Exercise instructions: Please retype the Insane Poetry article below in full, word for word.

Page extract:
>>
- Origin: Los Angeles, California
- Genres: Horrorcore
- Years active: 1988–present
- Labels: Nastymix/Ichiban; Nitebreed/React; Grim Reality; Long Range/Koch; Never So Deep; Lyrical Snuff;
- Members: Cyco
- Past members: DJ Streek Shakespear the One-Man Riot EmDee Pope
- Website: http://gorehopshop.bigcartel.com/artist/insane-poetry

= Insane Poetry =

American hip hop musical group

Insane Poetry is an American hip hop group from Los Angeles, California. Formed in 1988, it is considered to be one of the first horrorcore groups. Today, Cyco, under the alias Insane Poetry, is a solo artist

==History==
The group was formed by Cyco, then known as Psycho (born Andrew "Drew" Holiman, on April 29, 1967, in Los Angeles, California), after he was hired as a disc jockey at a Los Angeles radio station, KDAY. With members DJ Streek and Shakespear the One-Man Riot, Insane Poetry released its debut single, "Twelve Strokes Till Midnight," in 1988. After replacing Shakespear with Em-Dee, Insane Poetry signed with Nastymix/Ichiban Records through an association with emcee Rodney O and released its debut album, Grim Reality, in 1992, which peaked at #98 on the Billboard Top R&B/Hip-Hop Albums chart.
<<
Source data:
>>
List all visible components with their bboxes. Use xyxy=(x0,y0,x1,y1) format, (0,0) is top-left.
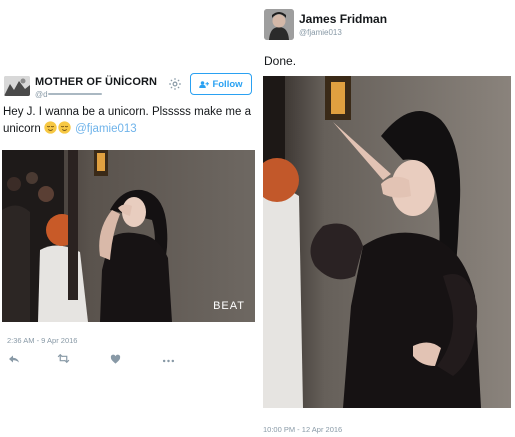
<<
Written solution:
- Origin: Los Angeles, California
- Genres: Horrorcore
- Years active: 1988–present
- Labels: Nastymix/Ichiban; Nitebreed/React; Grim Reality; Long Range/Koch; Never So Deep; Lyrical Snuff;
- Members: Cyco
- Past members: DJ Streek Shakespear the One-Man Riot EmDee Pope
- Website: http://gorehopshop.bigcartel.com/artist/insane-poetry

= Insane Poetry =

American hip hop musical group

Insane Poetry is an American hip hop group from Los Angeles, California. Formed in 1988, it is considered to be one of the first horrorcore groups. Today, Cyco, under the alias Insane Poetry, is a solo artist

==History==
The group was formed by Cyco, then known as Psycho (born Andrew "Drew" Holiman, on April 29, 1967, in Los Angeles, California), after he was hired as a disc jockey at a Los Angeles radio station, KDAY. With members DJ Streek and Shakespear the One-Man Riot, Insane Poetry released its debut single, "Twelve Strokes Till Midnight," in 1988. After replacing Shakespear with Em-Dee, Insane Poetry signed with Nastymix/Ichiban Records through an association with emcee Rodney O and released its debut album, Grim Reality, in 1992, which peaked at #98 on the Billboard Top R&B/Hip-Hop Albums chart.